> **Excerpt provided**:
________
What is one good musical habit? I think the best piece of advice I can give is “the perfect is the enemy of the good.” Which is to say, it’s better to have a piece of music “good enough” and finished rather than endlessly chasing perfection. The Junto has been helpful to me in this regard, because the limited time for each project naturally imposes a restriction on how much each track can be polished. Indeed, I often challenge myself to complete Junto projects as rapidly as possible.

Also, if you can, I think it’s smart to keep everything you make, no matter how rough or sketchy it might be — you never know when it might come in useful. Of course, this can be easier said than done, with storage media always prone to failure, but I wish I’d been more careful about preserving my early work.
________
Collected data
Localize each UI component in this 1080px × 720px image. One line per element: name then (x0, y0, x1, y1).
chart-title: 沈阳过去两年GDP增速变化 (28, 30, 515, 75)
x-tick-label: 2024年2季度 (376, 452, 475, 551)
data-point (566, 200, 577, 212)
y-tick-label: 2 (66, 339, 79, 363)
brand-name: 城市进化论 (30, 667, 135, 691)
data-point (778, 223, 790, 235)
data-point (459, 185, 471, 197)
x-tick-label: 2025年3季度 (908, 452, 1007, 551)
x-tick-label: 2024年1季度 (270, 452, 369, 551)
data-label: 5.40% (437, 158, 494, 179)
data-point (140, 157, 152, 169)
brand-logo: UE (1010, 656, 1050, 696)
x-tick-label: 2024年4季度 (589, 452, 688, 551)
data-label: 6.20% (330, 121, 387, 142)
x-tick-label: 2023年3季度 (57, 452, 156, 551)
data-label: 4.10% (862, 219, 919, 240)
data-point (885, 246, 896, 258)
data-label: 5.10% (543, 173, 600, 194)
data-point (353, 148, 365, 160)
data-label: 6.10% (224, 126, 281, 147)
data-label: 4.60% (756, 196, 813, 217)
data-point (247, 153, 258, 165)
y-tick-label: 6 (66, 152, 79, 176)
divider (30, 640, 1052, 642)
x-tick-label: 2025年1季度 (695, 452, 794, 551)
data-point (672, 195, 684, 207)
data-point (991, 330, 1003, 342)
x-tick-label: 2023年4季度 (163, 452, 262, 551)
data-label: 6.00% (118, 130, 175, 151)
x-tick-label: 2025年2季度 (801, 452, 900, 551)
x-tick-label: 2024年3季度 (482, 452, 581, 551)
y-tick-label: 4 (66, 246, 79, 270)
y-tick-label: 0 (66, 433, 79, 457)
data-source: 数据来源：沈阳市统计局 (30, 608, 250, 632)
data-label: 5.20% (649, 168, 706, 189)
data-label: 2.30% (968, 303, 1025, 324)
________
> **List of tasks**:
1. From the passage on musical habits, extract the text between "What is one" and "my early work.", inclusive.
2. Continue the passage on musical habits from the point where it stops.

> **Responses to the tasks**:
1.
What is one good musical habit? I think the best piece of advice I can give is “the perfect is the enemy of the good.” Which is to say, it’s better to have a piece of music “good enough” and finished rather than endlessly chasing perfection. The Junto has been helpful to me in this regard, because the limited time for each project naturally imposes a restriction on how much each track can be polished. Indeed, I often challenge myself to complete Junto projects as rapidly as possible.

Also, if you can, I think it’s smart to keep everything you make, no matter how rough or sketchy it might be — you never know when it might come in useful. Of course, this can be easier said than done, with storage media always prone to failure, but I wish I’d been more careful about preserving my early work.

2.
What are your online locations? I use Twitter (@Aethyrulf) but that’s about the only social media I’m active on. For my music, I use Soundcloud (soundcloud.com/aethyrulf) regularly, and I have a Bandcamp (aethyrulf.bandcamp.com) with far too many completed records that I’m too anxious to set to go live. I maintain a presence on a few art sites, as I’m also a 3D artist and occasional photographer, and besides that I regularly find myself as a viewer on Twitch and YouTube.

What Was a Particularly Meaningful Junto Project? One that sticks in my memory was the 20th project, “Nodebeat,” perhaps because it took an inordinate amount of work — the prompt required the use of a smartphone app, and at the time I didn’t own such a device, so I had to use the web version and figure out a way to extract the audio from that. I had to jump through a lot more hoops to get that track working, which at the time felt like more trouble than it was worth (and would be too lengthy to describe here), but in retrospect it’s probably among my favourite pieces now.

Pleasingly, quite recently, I was able to make a companion piece/follow-up to that track, in project 0562. I feel like the two complement each other very nicely, even if they came a decade apart.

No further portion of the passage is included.